▶ **Task to complete**
Return every record below exactly as written, omitting any pictures.

▶ **Records for the task**
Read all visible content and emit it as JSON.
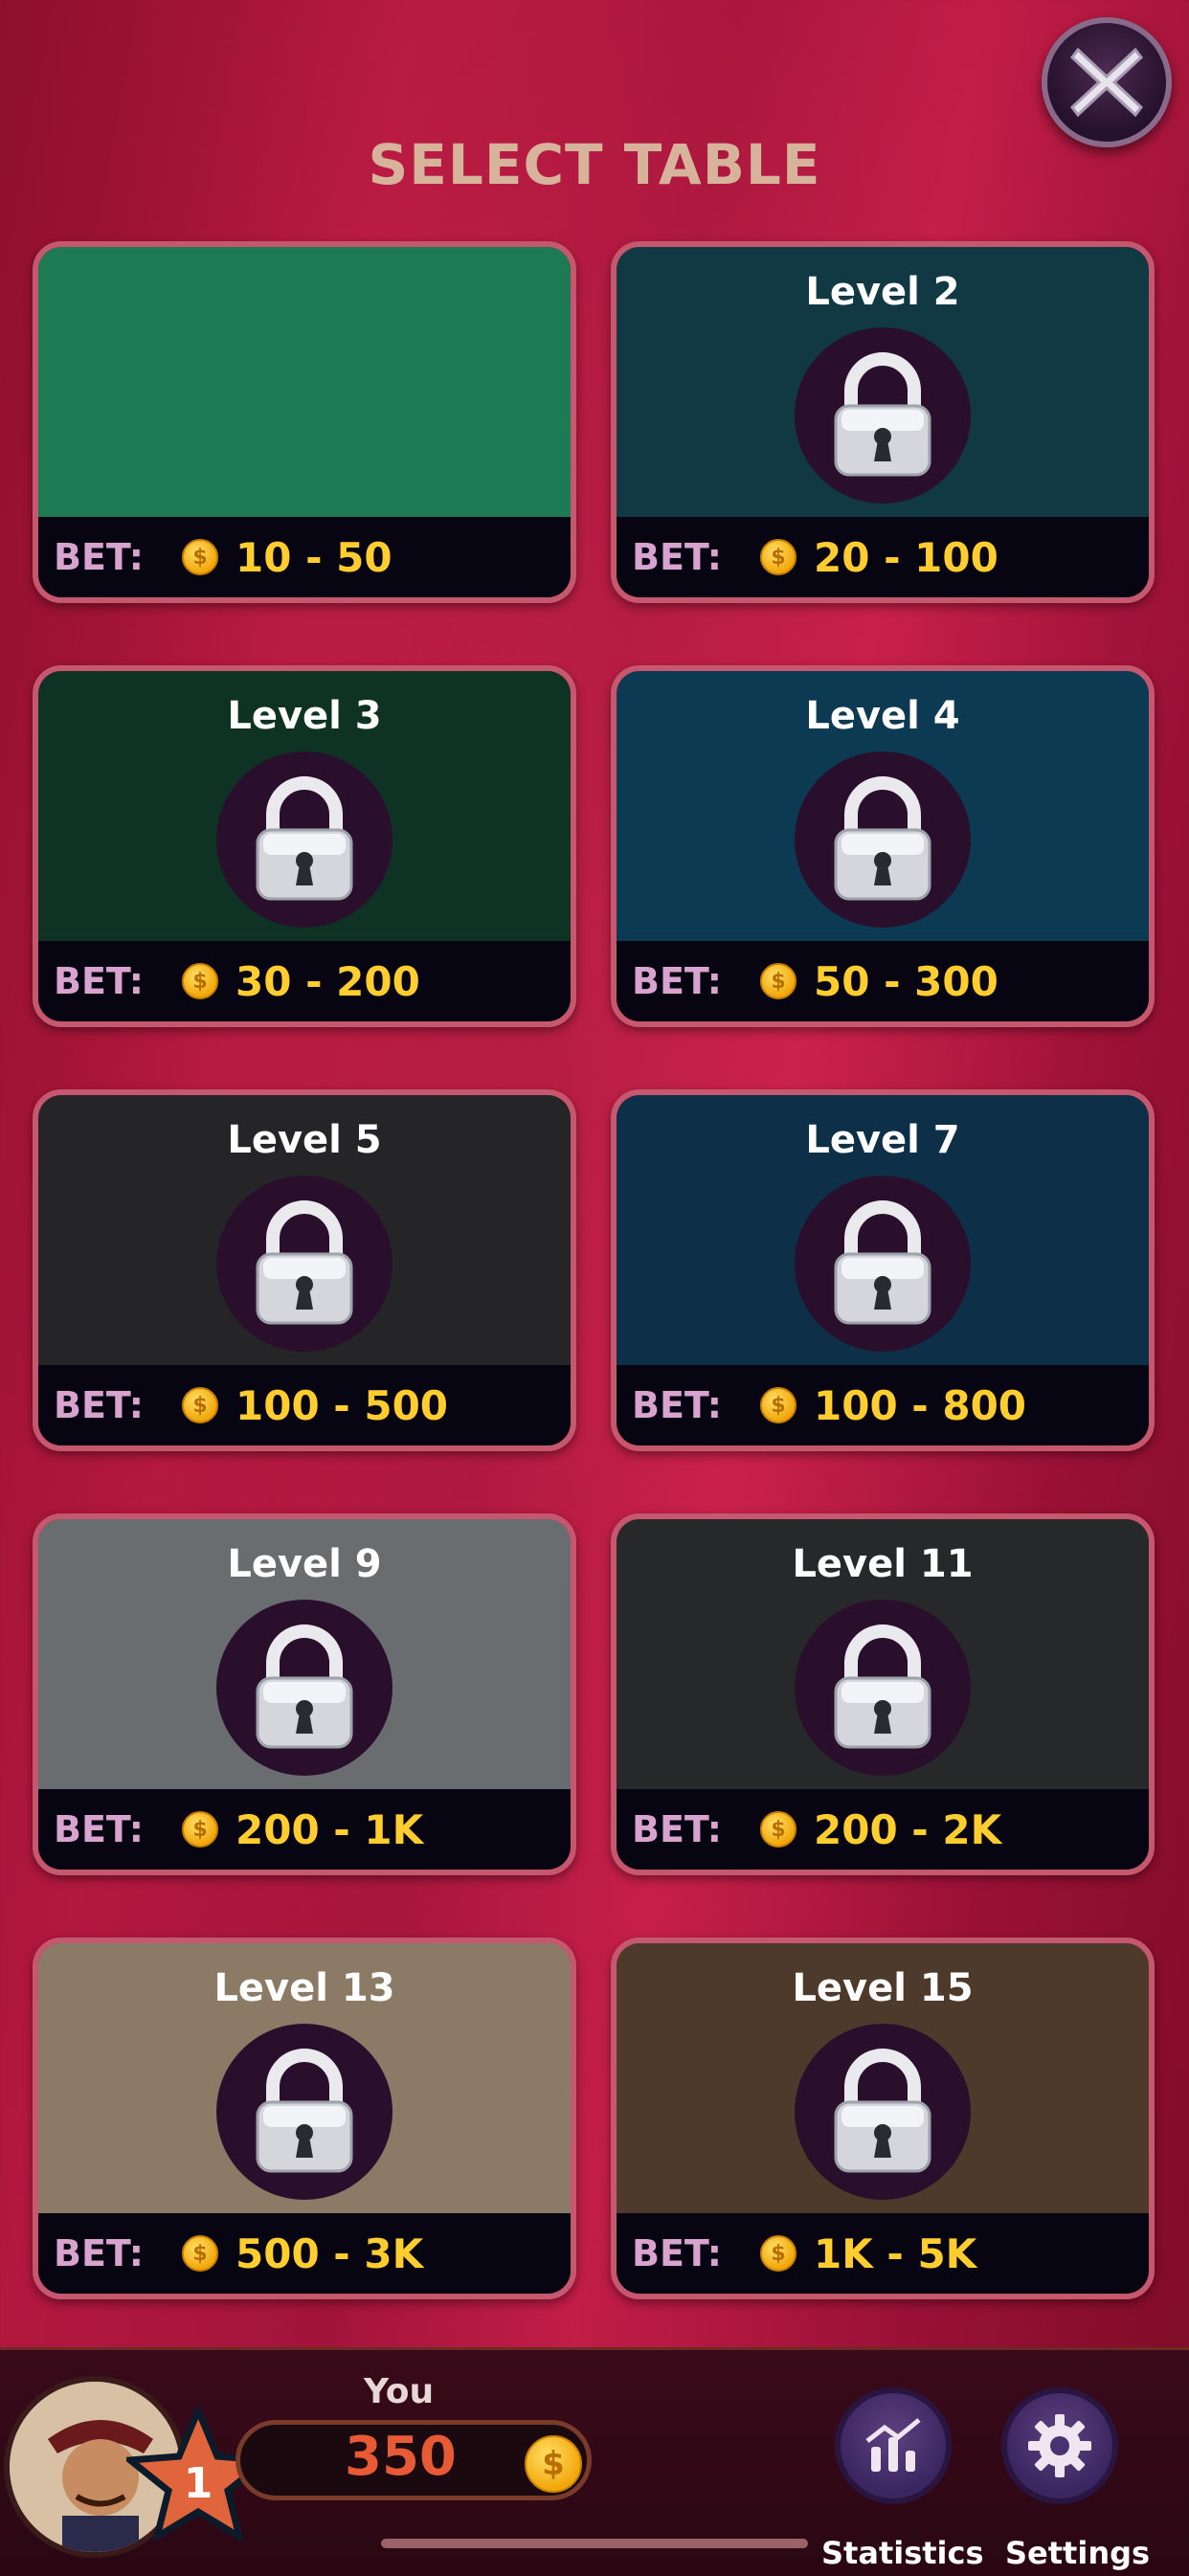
{
  "title": "SELECT TABLE",
  "close_button": {
    "icon": "close-x-icon",
    "label": "X"
  },
  "bet_label": "BET:",
  "tables": [
    {
      "level": "",
      "bet_range": "10 - 50",
      "felt_color": "#1e7a52",
      "locked": false
    },
    {
      "level": "Level 2",
      "bet_range": "20 - 100",
      "felt_color": "#103944",
      "locked": true
    },
    {
      "level": "Level 3",
      "bet_range": "30 - 200",
      "felt_color": "#0e3325",
      "locked": true
    },
    {
      "level": "Level 4",
      "bet_range": "50 - 300",
      "felt_color": "#0c3a52",
      "locked": true
    },
    {
      "level": "Level 5",
      "bet_range": "100 - 500",
      "felt_color": "#252527",
      "locked": true
    },
    {
      "level": "Level 7",
      "bet_range": "100 - 800",
      "felt_color": "#0d3048",
      "locked": true
    },
    {
      "level": "Level 9",
      "bet_range": "200 - 1K",
      "felt_color": "#6a6d70",
      "locked": true
    },
    {
      "level": "Level 11",
      "bet_range": "200 - 2K",
      "felt_color": "#26282a",
      "locked": true
    },
    {
      "level": "Level 13",
      "bet_range": "500 - 3K",
      "felt_color": "#8b7b66",
      "locked": true
    },
    {
      "level": "Level 15",
      "bet_range": "1K - 5K",
      "felt_color": "#4d3a2a",
      "locked": true
    }
  ],
  "player": {
    "name": "You",
    "coins": "350",
    "level": "1"
  },
  "buttons": {
    "statistics": "Statistics",
    "settings": "Settings"
  }
}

▶ **Full output**
Read all visible content and emit it as JSON.
{
  "title": "SELECT TABLE",
  "close_button": {
    "icon": "close-x-icon",
    "label": "X"
  },
  "bet_label": "BET:",
  "tables": [
    {
      "level": "",
      "bet_range": "10 - 50",
      "felt_color": "#1e7a52",
      "locked": false
    },
    {
      "level": "Level 2",
      "bet_range": "20 - 100",
      "felt_color": "#103944",
      "locked": true
    },
    {
      "level": "Level 3",
      "bet_range": "30 - 200",
      "felt_color": "#0e3325",
      "locked": true
    },
    {
      "level": "Level 4",
      "bet_range": "50 - 300",
      "felt_color": "#0c3a52",
      "locked": true
    },
    {
      "level": "Level 5",
      "bet_range": "100 - 500",
      "felt_color": "#252527",
      "locked": true
    },
    {
      "level": "Level 7",
      "bet_range": "100 - 800",
      "felt_color": "#0d3048",
      "locked": true
    },
    {
      "level": "Level 9",
      "bet_range": "200 - 1K",
      "felt_color": "#6a6d70",
      "locked": true
    },
    {
      "level": "Level 11",
      "bet_range": "200 - 2K",
      "felt_color": "#26282a",
      "locked": true
    },
    {
      "level": "Level 13",
      "bet_range": "500 - 3K",
      "felt_color": "#8b7b66",
      "locked": true
    },
    {
      "level": "Level 15",
      "bet_range": "1K - 5K",
      "felt_color": "#4d3a2a",
      "locked": true
    }
  ],
  "player": {
    "name": "You",
    "coins": "350",
    "level": "1"
  },
  "buttons": {
    "statistics": "Statistics",
    "settings": "Settings"
  }
}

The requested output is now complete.